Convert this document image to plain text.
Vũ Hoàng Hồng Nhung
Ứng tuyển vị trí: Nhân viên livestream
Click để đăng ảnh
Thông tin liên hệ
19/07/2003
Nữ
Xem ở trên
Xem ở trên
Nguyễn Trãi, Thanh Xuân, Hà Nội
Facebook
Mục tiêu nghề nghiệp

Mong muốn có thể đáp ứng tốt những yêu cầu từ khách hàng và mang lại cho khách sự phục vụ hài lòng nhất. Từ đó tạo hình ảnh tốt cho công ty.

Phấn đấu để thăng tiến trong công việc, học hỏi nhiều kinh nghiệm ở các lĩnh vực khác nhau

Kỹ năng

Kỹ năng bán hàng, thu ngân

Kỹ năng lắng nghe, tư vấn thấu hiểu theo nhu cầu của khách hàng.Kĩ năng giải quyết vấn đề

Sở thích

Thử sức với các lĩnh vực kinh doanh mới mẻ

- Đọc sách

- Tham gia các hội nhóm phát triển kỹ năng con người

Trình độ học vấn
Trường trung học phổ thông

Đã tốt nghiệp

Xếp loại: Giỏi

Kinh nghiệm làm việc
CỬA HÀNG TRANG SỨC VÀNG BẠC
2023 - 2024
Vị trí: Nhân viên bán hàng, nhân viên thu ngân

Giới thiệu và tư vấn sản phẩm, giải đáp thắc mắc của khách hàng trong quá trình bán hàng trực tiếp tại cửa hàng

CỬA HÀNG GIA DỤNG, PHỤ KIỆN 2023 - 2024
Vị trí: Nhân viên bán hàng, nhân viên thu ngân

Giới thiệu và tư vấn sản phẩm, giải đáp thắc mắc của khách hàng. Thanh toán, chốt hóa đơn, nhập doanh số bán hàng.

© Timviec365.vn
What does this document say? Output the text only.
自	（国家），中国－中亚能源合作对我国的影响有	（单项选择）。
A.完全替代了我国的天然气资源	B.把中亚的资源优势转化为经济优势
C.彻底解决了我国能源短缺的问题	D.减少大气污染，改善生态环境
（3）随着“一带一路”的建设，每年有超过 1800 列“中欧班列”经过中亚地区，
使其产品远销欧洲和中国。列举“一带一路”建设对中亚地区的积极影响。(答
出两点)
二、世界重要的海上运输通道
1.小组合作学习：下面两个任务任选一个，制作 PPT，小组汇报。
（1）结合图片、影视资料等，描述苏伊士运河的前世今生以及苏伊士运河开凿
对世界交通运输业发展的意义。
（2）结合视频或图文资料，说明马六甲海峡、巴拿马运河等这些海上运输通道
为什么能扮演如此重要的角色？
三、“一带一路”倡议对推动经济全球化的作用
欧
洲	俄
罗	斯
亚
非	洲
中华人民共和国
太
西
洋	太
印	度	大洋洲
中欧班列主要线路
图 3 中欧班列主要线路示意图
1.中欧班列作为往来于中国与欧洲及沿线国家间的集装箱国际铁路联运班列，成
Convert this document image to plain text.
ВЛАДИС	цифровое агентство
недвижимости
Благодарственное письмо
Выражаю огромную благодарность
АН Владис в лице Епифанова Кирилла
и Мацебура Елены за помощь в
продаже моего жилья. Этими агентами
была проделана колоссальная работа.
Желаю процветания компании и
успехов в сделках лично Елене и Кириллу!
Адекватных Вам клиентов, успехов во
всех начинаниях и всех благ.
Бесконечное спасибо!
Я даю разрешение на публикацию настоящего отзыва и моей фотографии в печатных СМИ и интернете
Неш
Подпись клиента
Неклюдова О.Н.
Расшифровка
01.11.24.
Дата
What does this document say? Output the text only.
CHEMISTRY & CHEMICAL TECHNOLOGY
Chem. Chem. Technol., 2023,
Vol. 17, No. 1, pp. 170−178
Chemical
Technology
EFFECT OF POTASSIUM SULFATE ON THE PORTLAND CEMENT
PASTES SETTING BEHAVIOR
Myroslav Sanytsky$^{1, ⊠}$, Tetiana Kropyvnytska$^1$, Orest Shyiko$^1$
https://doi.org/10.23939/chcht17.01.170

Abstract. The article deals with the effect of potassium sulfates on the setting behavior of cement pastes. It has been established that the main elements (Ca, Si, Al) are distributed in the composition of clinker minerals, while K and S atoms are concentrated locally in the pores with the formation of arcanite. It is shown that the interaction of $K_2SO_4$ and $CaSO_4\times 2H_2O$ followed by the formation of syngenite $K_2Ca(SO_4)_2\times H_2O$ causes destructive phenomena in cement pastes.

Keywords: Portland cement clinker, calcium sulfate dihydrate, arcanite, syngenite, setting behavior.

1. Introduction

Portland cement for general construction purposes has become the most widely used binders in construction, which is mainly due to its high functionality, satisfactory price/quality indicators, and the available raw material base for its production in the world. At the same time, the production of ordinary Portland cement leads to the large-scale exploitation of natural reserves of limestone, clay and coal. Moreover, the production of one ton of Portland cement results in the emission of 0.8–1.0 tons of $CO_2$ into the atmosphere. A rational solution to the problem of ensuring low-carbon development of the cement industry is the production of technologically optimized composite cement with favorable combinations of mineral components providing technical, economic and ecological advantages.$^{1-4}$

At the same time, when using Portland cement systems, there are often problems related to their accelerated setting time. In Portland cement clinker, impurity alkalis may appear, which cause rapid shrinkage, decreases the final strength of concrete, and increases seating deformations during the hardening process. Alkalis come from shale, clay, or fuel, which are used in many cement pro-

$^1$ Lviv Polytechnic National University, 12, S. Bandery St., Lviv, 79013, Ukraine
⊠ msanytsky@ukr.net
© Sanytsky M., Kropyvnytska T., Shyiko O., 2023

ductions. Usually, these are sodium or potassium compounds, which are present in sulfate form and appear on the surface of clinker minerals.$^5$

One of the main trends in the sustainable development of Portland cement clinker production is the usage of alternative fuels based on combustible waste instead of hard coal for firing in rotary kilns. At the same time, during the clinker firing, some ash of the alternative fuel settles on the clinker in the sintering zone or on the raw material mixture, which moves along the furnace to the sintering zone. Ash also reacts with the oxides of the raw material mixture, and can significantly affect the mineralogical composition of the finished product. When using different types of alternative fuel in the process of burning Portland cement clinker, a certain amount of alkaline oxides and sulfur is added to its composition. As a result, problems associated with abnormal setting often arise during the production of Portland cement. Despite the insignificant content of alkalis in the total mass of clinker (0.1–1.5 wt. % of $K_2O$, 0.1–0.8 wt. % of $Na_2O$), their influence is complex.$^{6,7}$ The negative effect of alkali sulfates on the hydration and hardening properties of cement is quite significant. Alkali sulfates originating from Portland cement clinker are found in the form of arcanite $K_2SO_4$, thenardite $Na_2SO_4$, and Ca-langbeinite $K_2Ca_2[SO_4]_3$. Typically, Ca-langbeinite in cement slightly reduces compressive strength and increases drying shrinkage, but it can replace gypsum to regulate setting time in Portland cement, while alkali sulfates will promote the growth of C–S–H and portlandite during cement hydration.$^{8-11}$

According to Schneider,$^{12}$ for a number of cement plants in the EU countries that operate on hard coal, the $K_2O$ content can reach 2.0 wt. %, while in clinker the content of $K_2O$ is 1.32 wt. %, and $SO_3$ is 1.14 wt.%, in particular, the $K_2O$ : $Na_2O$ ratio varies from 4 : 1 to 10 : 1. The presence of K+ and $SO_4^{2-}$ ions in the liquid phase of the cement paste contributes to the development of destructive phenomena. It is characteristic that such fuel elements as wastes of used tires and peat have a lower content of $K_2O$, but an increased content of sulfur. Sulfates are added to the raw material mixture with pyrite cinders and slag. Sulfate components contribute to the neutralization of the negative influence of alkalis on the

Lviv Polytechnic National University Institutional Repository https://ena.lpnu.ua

────

The entries above should be repeated exactly, every one of them.

Convert this document image to plain text.
Vũ Hoàng Hồng Nhung
Ứng tuyển vị trí: Nhân viên livestream
Click để đăng ảnh
Thông tin liên hệ
19/07/2003
Nữ
Xem ở trên
Xem ở trên
Nguyễn Trãi, Thanh Xuân, Hà Nội
Facebook
Mục tiêu nghề nghiệp

Mong muốn có thể đáp ứng tốt những yêu cầu từ khách hàng và mang lại cho khách sự phục vụ hài lòng nhất. Từ đó tạo hình ảnh tốt cho công ty.

Phấn đấu để thăng tiến trong công việc, học hỏi nhiều kinh nghiệm ở các lĩnh vực khác nhau

Kỹ năng

Kỹ năng bán hàng, thu ngân

Kỹ năng lắng nghe, tư vấn thấu hiểu theo nhu cầu của khách hàng.Kĩ năng giải quyết vấn đề

Sở thích

Thử sức với các lĩnh vực kinh doanh mới mẻ

- Đọc sách

- Tham gia các hội nhóm phát triển kỹ năng con người

Trình độ học vấn
Trường trung học phổ thông

Đã tốt nghiệp

Xếp loại: Giỏi

Kinh nghiệm làm việc
CỬA HÀNG TRANG SỨC VÀNG BẠC
2023 - 2024
Vị trí: Nhân viên bán hàng, nhân viên thu ngân

Giới thiệu và tư vấn sản phẩm, giải đáp thắc mắc của khách hàng trong quá trình bán hàng trực tiếp tại cửa hàng

CỬA HÀNG GIA DỤNG, PHỤ KIỆN 2023 - 2024
Vị trí: Nhân viên bán hàng, nhân viên thu ngân

Giới thiệu và tư vấn sản phẩm, giải đáp thắc mắc của khách hàng. Thanh toán, chốt hóa đơn, nhập doanh số bán hàng.

© Timviec365.vn
What does this document say? Output the text only.
自	（国家），中国－中亚能源合作对我国的影响有	（单项选择）。
A.完全替代了我国的天然气资源	B.把中亚的资源优势转化为经济优势
C.彻底解决了我国能源短缺的问题	D.减少大气污染，改善生态环境
（3）随着“一带一路”的建设，每年有超过 1800 列“中欧班列”经过中亚地区，
使其产品远销欧洲和中国。列举“一带一路”建设对中亚地区的积极影响。(答
出两点)
二、世界重要的海上运输通道
1.小组合作学习：下面两个任务任选一个，制作 PPT，小组汇报。
（1）结合图片、影视资料等，描述苏伊士运河的前世今生以及苏伊士运河开凿
对世界交通运输业发展的意义。
（2）结合视频或图文资料，说明马六甲海峡、巴拿马运河等这些海上运输通道
为什么能扮演如此重要的角色？
三、“一带一路”倡议对推动经济全球化的作用
欧
洲	俄
罗	斯
亚
非	洲
中华人民共和国
太
西
洋	太
印	度	大洋洲
中欧班列主要线路
图 3 中欧班列主要线路示意图
1.中欧班列作为往来于中国与欧洲及沿线国家间的集装箱国际铁路联运班列，成
Convert this document image to plain text.
ВЛАДИС	цифровое агентство
недвижимости
Благодарственное письмо
Выражаю огромную благодарность
АН Владис в лице Епифанова Кирилла
и Мацебура Елены за помощь в
продаже моего жилья. Этими агентами
была проделана колоссальная работа.
Желаю процветания компании и
успехов в сделках лично Елене и Кириллу!
Адекватных Вам клиентов, успехов во
всех начинаниях и всех благ.
Бесконечное спасибо!
Я даю разрешение на публикацию настоящего отзыва и моей фотографии в печатных СМИ и интернете
Неш
Подпись клиента
Неклюдова О.Н.
Расшифровка
01.11.24.
Дата
What does this document say? Output the text only.
CHEMISTRY & CHEMICAL TECHNOLOGY
Chem. Chem. Technol., 2023,
Vol. 17, No. 1, pp. 170−178
Chemical
Technology
EFFECT OF POTASSIUM SULFATE ON THE PORTLAND CEMENT
PASTES SETTING BEHAVIOR
Myroslav Sanytsky$^{1, ⊠}$, Tetiana Kropyvnytska$^1$, Orest Shyiko$^1$
https://doi.org/10.23939/chcht17.01.170

Abstract. The article deals with the effect of potassium sulfates on the setting behavior of cement pastes. It has been established that the main elements (Ca, Si, Al) are distributed in the composition of clinker minerals, while K and S atoms are concentrated locally in the pores with the formation of arcanite. It is shown that the interaction of $K_2SO_4$ and $CaSO_4\times 2H_2O$ followed by the formation of syngenite $K_2Ca(SO_4)_2\times H_2O$ causes destructive phenomena in cement pastes.

Keywords: Portland cement clinker, calcium sulfate dihydrate, arcanite, syngenite, setting behavior.

1. Introduction

Portland cement for general construction purposes has become the most widely used binders in construction, which is mainly due to its high functionality, satisfactory price/quality indicators, and the available raw material base for its production in the world. At the same time, the production of ordinary Portland cement leads to the large-scale exploitation of natural reserves of limestone, clay and coal. Moreover, the production of one ton of Portland cement results in the emission of 0.8–1.0 tons of $CO_2$ into the atmosphere. A rational solution to the problem of ensuring low-carbon development of the cement industry is the production of technologically optimized composite cement with favorable combinations of mineral components providing technical, economic and ecological advantages.$^{1-4}$

At the same time, when using Portland cement systems, there are often problems related to their accelerated setting time. In Portland cement clinker, impurity alkalis may appear, which cause rapid shrinkage, decreases the final strength of concrete, and increases seating deformations during the hardening process. Alkalis come from shale, clay, or fuel, which are used in many cement pro-

$^1$ Lviv Polytechnic National University, 12, S. Bandery St., Lviv, 79013, Ukraine
⊠ msanytsky@ukr.net
© Sanytsky M., Kropyvnytska T., Shyiko O., 2023

ductions. Usually, these are sodium or potassium compounds, which are present in sulfate form and appear on the surface of clinker minerals.$^5$

One of the main trends in the sustainable development of Portland cement clinker production is the usage of alternative fuels based on combustible waste instead of hard coal for firing in rotary kilns. At the same time, during the clinker firing, some ash of the alternative fuel settles on the clinker in the sintering zone or on the raw material mixture, which moves along the furnace to the sintering zone. Ash also reacts with the oxides of the raw material mixture, and can significantly affect the mineralogical composition of the finished product. When using different types of alternative fuel in the process of burning Portland cement clinker, a certain amount of alkaline oxides and sulfur is added to its composition. As a result, problems associated with abnormal setting often arise during the production of Portland cement. Despite the insignificant content of alkalis in the total mass of clinker (0.1–1.5 wt. % of $K_2O$, 0.1–0.8 wt. % of $Na_2O$), their influence is complex.$^{6,7}$ The negative effect of alkali sulfates on the hydration and hardening properties of cement is quite significant. Alkali sulfates originating from Portland cement clinker are found in the form of arcanite $K_2SO_4$, thenardite $Na_2SO_4$, and Ca-langbeinite $K_2Ca_2[SO_4]_3$. Typically, Ca-langbeinite in cement slightly reduces compressive strength and increases drying shrinkage, but it can replace gypsum to regulate setting time in Portland cement, while alkali sulfates will promote the growth of C–S–H and portlandite during cement hydration.$^{8-11}$

According to Schneider,$^{12}$ for a number of cement plants in the EU countries that operate on hard coal, the $K_2O$ content can reach 2.0 wt. %, while in clinker the content of $K_2O$ is 1.32 wt. %, and $SO_3$ is 1.14 wt.%, in particular, the $K_2O$ : $Na_2O$ ratio varies from 4 : 1 to 10 : 1. The presence of K+ and $SO_4^{2-}$ ions in the liquid phase of the cement paste contributes to the development of destructive phenomena. It is characteristic that such fuel elements as wastes of used tires and peat have a lower content of $K_2O$, but an increased content of sulfur. Sulfates are added to the raw material mixture with pyrite cinders and slag. Sulfate components contribute to the neutralization of the negative influence of alkalis on the

Lviv Polytechnic National University Institutional Repository https://ena.lpnu.ua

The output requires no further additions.